• _Aim of the exercise_: Exactly as written, retype the listing below, omitting the pictures.

• _Dataset extract_:
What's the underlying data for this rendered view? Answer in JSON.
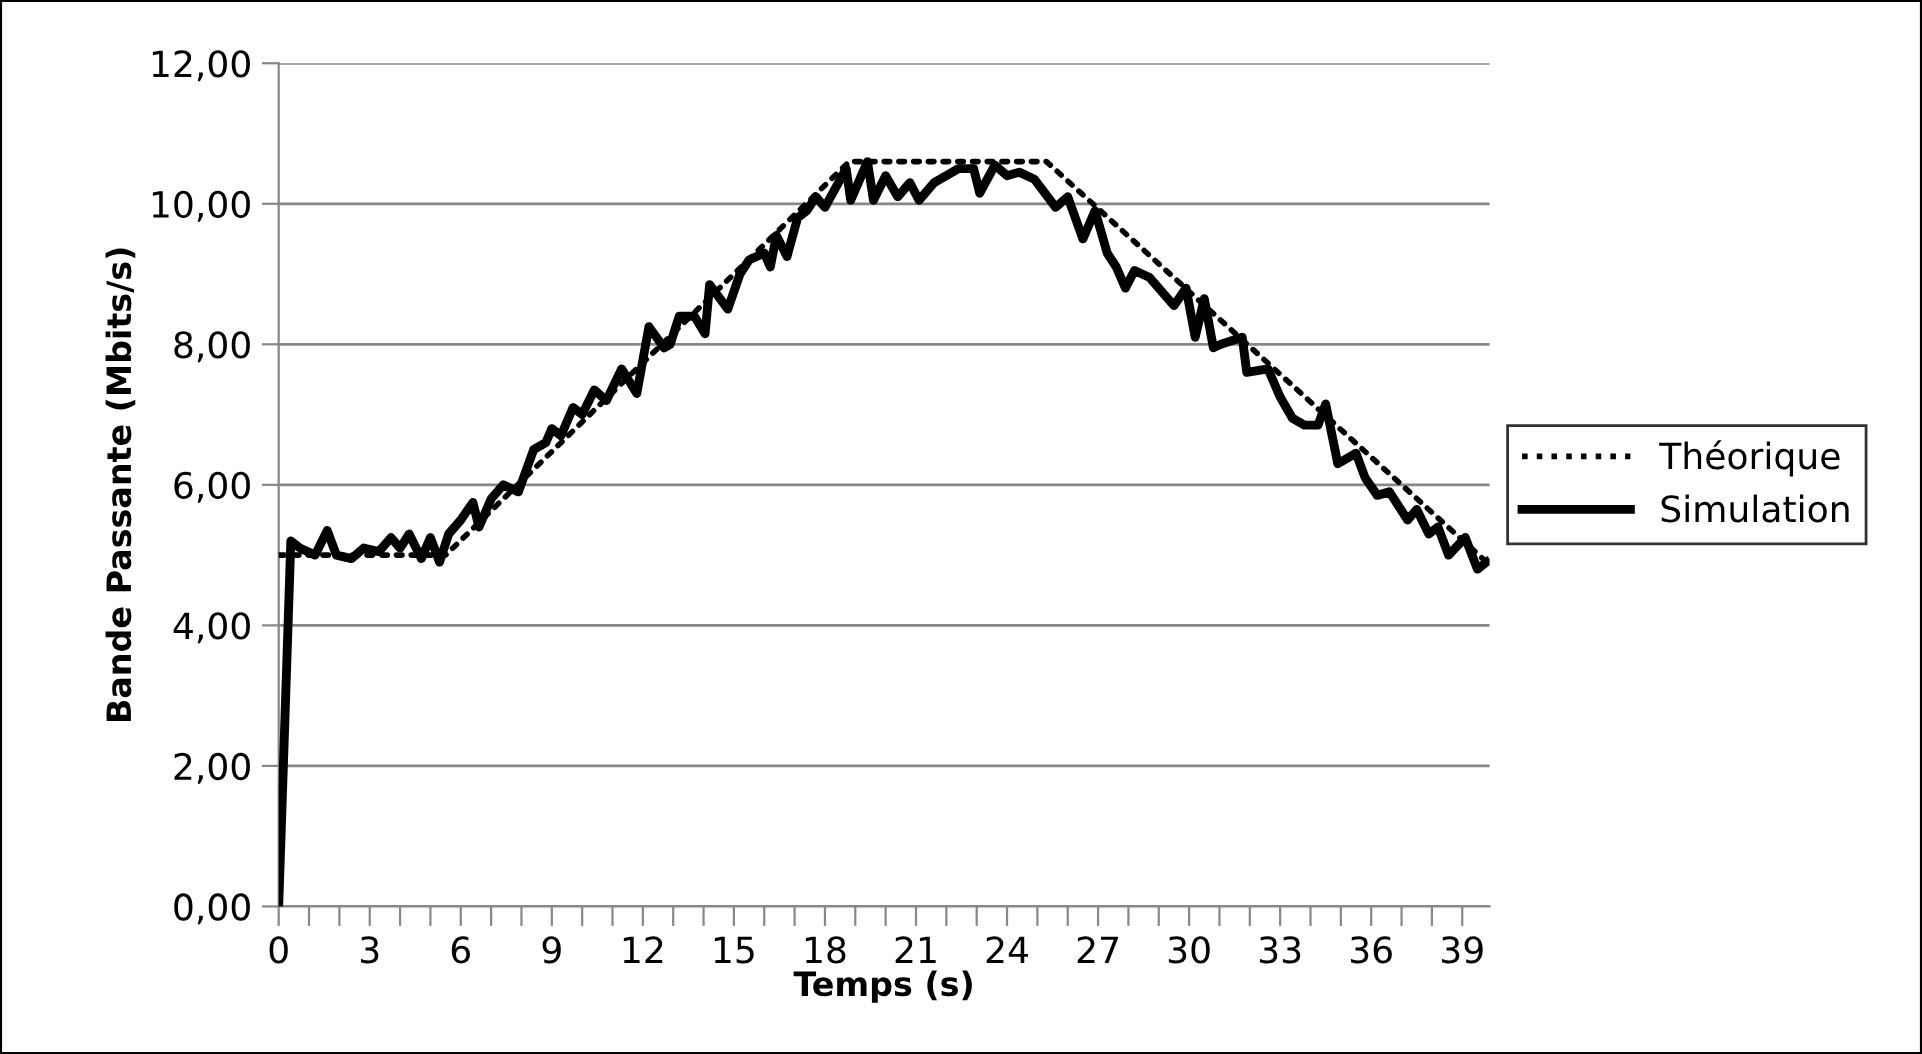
{
  "chart_data": {
    "type": "line",
    "xlabel": "Temps (s)",
    "ylabel": "Bande Passante (Mbits/s)",
    "xlim": [
      0,
      39.9
    ],
    "ylim": [
      0,
      12
    ],
    "xticks": [
      0,
      {
        "value": 1,
        "label": null
      },
      {
        "value": 2,
        "label": null
      },
      3,
      {
        "value": 4,
        "label": null
      },
      {
        "value": 5,
        "label": null
      },
      6,
      {
        "value": 7,
        "label": null
      },
      {
        "value": 8,
        "label": null
      },
      9,
      {
        "value": 10,
        "label": null
      },
      {
        "value": 11,
        "label": null
      },
      12,
      {
        "value": 13,
        "label": null
      },
      {
        "value": 14,
        "label": null
      },
      15,
      {
        "value": 16,
        "label": null
      },
      {
        "value": 17,
        "label": null
      },
      18,
      {
        "value": 19,
        "label": null
      },
      {
        "value": 20,
        "label": null
      },
      21,
      {
        "value": 22,
        "label": null
      },
      {
        "value": 23,
        "label": null
      },
      24,
      {
        "value": 25,
        "label": null
      },
      {
        "value": 26,
        "label": null
      },
      27,
      {
        "value": 28,
        "label": null
      },
      {
        "value": 29,
        "label": null
      },
      30,
      {
        "value": 31,
        "label": null
      },
      {
        "value": 32,
        "label": null
      },
      33,
      {
        "value": 34,
        "label": null
      },
      {
        "value": 35,
        "label": null
      },
      36,
      {
        "value": 37,
        "label": null
      },
      {
        "value": 38,
        "label": null
      },
      39
    ],
    "yticks": [
      {
        "value": 0,
        "label": "0,00"
      },
      {
        "value": 2,
        "label": "2,00"
      },
      {
        "value": 4,
        "label": "4,00"
      },
      {
        "value": 6,
        "label": "6,00"
      },
      {
        "value": 8,
        "label": "8,00"
      },
      {
        "value": 10,
        "label": "10,00"
      },
      {
        "value": 12,
        "label": "12,00"
      }
    ],
    "grid": "y",
    "legend": "right",
    "marker": "none",
    "series": [
      {
        "name": "Théorique",
        "color": "#000000",
        "line_style": "dotted",
        "x": [
          0,
          5.5,
          18.8,
          25.3,
          39.8
        ],
        "values": [
          5.0,
          5.0,
          10.6,
          10.6,
          4.9
        ]
      },
      {
        "name": "Simulation",
        "color": "#000000",
        "line_style": "solid",
        "x": [
          0,
          0.4,
          0.7,
          1.2,
          1.6,
          1.9,
          2.4,
          2.8,
          3.3,
          3.7,
          4.0,
          4.3,
          4.7,
          5.0,
          5.3,
          5.6,
          6.0,
          6.4,
          6.6,
          7.0,
          7.4,
          7.9,
          8.4,
          8.8,
          9.0,
          9.3,
          9.7,
          10.0,
          10.4,
          10.8,
          11.3,
          11.8,
          12.2,
          12.7,
          12.9,
          13.2,
          13.7,
          14.05,
          14.2,
          14.8,
          15.2,
          15.5,
          16.0,
          16.2,
          16.4,
          16.75,
          17.1,
          17.4,
          17.7,
          18.0,
          18.7,
          18.85,
          19.4,
          19.6,
          20.0,
          20.4,
          20.8,
          21.1,
          21.6,
          22.4,
          22.9,
          23.1,
          23.6,
          24.0,
          24.4,
          24.9,
          25.6,
          26.0,
          26.5,
          26.9,
          27.3,
          27.6,
          27.9,
          28.2,
          28.7,
          29.5,
          29.9,
          30.2,
          30.5,
          30.8,
          31.05,
          31.75,
          31.9,
          32.6,
          33.0,
          33.4,
          33.8,
          34.25,
          34.5,
          34.9,
          35.5,
          35.8,
          36.2,
          36.6,
          37.2,
          37.5,
          37.9,
          38.2,
          38.55,
          39.1,
          39.5,
          39.8
        ],
        "values": [
          0,
          5.2,
          5.1,
          5.0,
          5.35,
          5.0,
          4.95,
          5.1,
          5.05,
          5.25,
          5.1,
          5.3,
          4.95,
          5.25,
          4.9,
          5.3,
          5.5,
          5.75,
          5.4,
          5.8,
          6.0,
          5.9,
          6.5,
          6.6,
          6.8,
          6.7,
          7.1,
          7.0,
          7.35,
          7.2,
          7.65,
          7.3,
          8.25,
          7.95,
          8.0,
          8.4,
          8.4,
          8.15,
          8.85,
          8.5,
          9.0,
          9.2,
          9.3,
          9.1,
          9.55,
          9.25,
          9.8,
          9.9,
          10.1,
          9.95,
          10.5,
          10.05,
          10.6,
          10.05,
          10.4,
          10.1,
          10.3,
          10.05,
          10.3,
          10.5,
          10.5,
          10.15,
          10.55,
          10.4,
          10.45,
          10.35,
          9.95,
          10.1,
          9.5,
          9.9,
          9.3,
          9.1,
          8.8,
          9.05,
          8.95,
          8.55,
          8.8,
          8.1,
          8.65,
          7.95,
          8.0,
          8.1,
          7.6,
          7.65,
          7.25,
          6.95,
          6.85,
          6.85,
          7.15,
          6.3,
          6.45,
          6.1,
          5.85,
          5.9,
          5.5,
          5.65,
          5.3,
          5.4,
          5.0,
          5.25,
          4.8,
          4.9
        ]
      }
    ]
  }
}
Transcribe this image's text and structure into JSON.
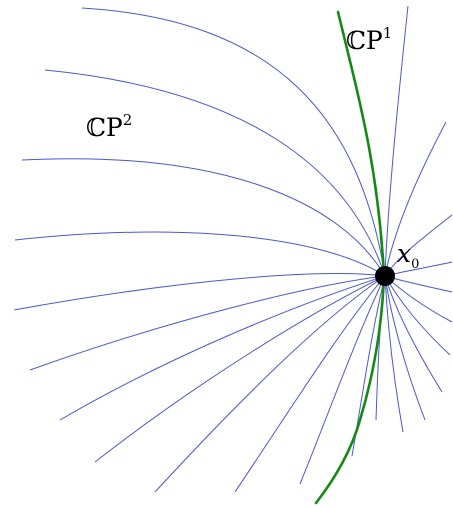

• _Written reply_:
What's the underlying data for this rendered view? Answer in JSON.
{
  "chart_data": {
    "type": "line",
    "xlabel": "Temps (s)",
    "ylabel": "Bande Passante (Mbits/s)",
    "xlim": [
      0,
      39.9
    ],
    "ylim": [
      0,
      12
    ],
    "xticks": [
      0,
      {
        "value": 1,
        "label": null
      },
      {
        "value": 2,
        "label": null
      },
      3,
      {
        "value": 4,
        "label": null
      },
      {
        "value": 5,
        "label": null
      },
      6,
      {
        "value": 7,
        "label": null
      },
      {
        "value": 8,
        "label": null
      },
      9,
      {
        "value": 10,
        "label": null
      },
      {
        "value": 11,
        "label": null
      },
      12,
      {
        "value": 13,
        "label": null
      },
      {
        "value": 14,
        "label": null
      },
      15,
      {
        "value": 16,
        "label": null
      },
      {
        "value": 17,
        "label": null
      },
      18,
      {
        "value": 19,
        "label": null
      },
      {
        "value": 20,
        "label": null
      },
      21,
      {
        "value": 22,
        "label": null
      },
      {
        "value": 23,
        "label": null
      },
      24,
      {
        "value": 25,
        "label": null
      },
      {
        "value": 26,
        "label": null
      },
      27,
      {
        "value": 28,
        "label": null
      },
      {
        "value": 29,
        "label": null
      },
      30,
      {
        "value": 31,
        "label": null
      },
      {
        "value": 32,
        "label": null
      },
      33,
      {
        "value": 34,
        "label": null
      },
      {
        "value": 35,
        "label": null
      },
      36,
      {
        "value": 37,
        "label": null
      },
      {
        "value": 38,
        "label": null
      },
      39
    ],
    "yticks": [
      {
        "value": 0,
        "label": "0,00"
      },
      {
        "value": 2,
        "label": "2,00"
      },
      {
        "value": 4,
        "label": "4,00"
      },
      {
        "value": 6,
        "label": "6,00"
      },
      {
        "value": 8,
        "label": "8,00"
      },
      {
        "value": 10,
        "label": "10,00"
      },
      {
        "value": 12,
        "label": "12,00"
      }
    ],
    "grid": "y",
    "legend": "right",
    "marker": "none",
    "series": [
      {
        "name": "Théorique",
        "color": "#000000",
        "line_style": "dotted",
        "x": [
          0,
          5.5,
          18.8,
          25.3,
          39.8
        ],
        "values": [
          5.0,
          5.0,
          10.6,
          10.6,
          4.9
        ]
      },
      {
        "name": "Simulation",
        "color": "#000000",
        "line_style": "solid",
        "x": [
          0,
          0.4,
          0.7,
          1.2,
          1.6,
          1.9,
          2.4,
          2.8,
          3.3,
          3.7,
          4.0,
          4.3,
          4.7,
          5.0,
          5.3,
          5.6,
          6.0,
          6.4,
          6.6,
          7.0,
          7.4,
          7.9,
          8.4,
          8.8,
          9.0,
          9.3,
          9.7,
          10.0,
          10.4,
          10.8,
          11.3,
          11.8,
          12.2,
          12.7,
          12.9,
          13.2,
          13.7,
          14.05,
          14.2,
          14.8,
          15.2,
          15.5,
          16.0,
          16.2,
          16.4,
          16.75,
          17.1,
          17.4,
          17.7,
          18.0,
          18.7,
          18.85,
          19.4,
          19.6,
          20.0,
          20.4,
          20.8,
          21.1,
          21.6,
          22.4,
          22.9,
          23.1,
          23.6,
          24.0,
          24.4,
          24.9,
          25.6,
          26.0,
          26.5,
          26.9,
          27.3,
          27.6,
          27.9,
          28.2,
          28.7,
          29.5,
          29.9,
          30.2,
          30.5,
          30.8,
          31.05,
          31.75,
          31.9,
          32.6,
          33.0,
          33.4,
          33.8,
          34.25,
          34.5,
          34.9,
          35.5,
          35.8,
          36.2,
          36.6,
          37.2,
          37.5,
          37.9,
          38.2,
          38.55,
          39.1,
          39.5,
          39.8
        ],
        "values": [
          0,
          5.2,
          5.1,
          5.0,
          5.35,
          5.0,
          4.95,
          5.1,
          5.05,
          5.25,
          5.1,
          5.3,
          4.95,
          5.25,
          4.9,
          5.3,
          5.5,
          5.75,
          5.4,
          5.8,
          6.0,
          5.9,
          6.5,
          6.6,
          6.8,
          6.7,
          7.1,
          7.0,
          7.35,
          7.2,
          7.65,
          7.3,
          8.25,
          7.95,
          8.0,
          8.4,
          8.4,
          8.15,
          8.85,
          8.5,
          9.0,
          9.2,
          9.3,
          9.1,
          9.55,
          9.25,
          9.8,
          9.9,
          10.1,
          9.95,
          10.5,
          10.05,
          10.6,
          10.05,
          10.4,
          10.1,
          10.3,
          10.05,
          10.3,
          10.5,
          10.5,
          10.15,
          10.55,
          10.4,
          10.45,
          10.35,
          9.95,
          10.1,
          9.5,
          9.9,
          9.3,
          9.1,
          8.8,
          9.05,
          8.95,
          8.55,
          8.8,
          8.1,
          8.65,
          7.95,
          8.0,
          8.1,
          7.6,
          7.65,
          7.25,
          6.95,
          6.85,
          6.85,
          7.15,
          6.3,
          6.45,
          6.1,
          5.85,
          5.9,
          5.5,
          5.65,
          5.3,
          5.4,
          5.0,
          5.25,
          4.8,
          4.9
        ]
      }
    ]
  }
}
Transcribe this image's text and structure into JSON.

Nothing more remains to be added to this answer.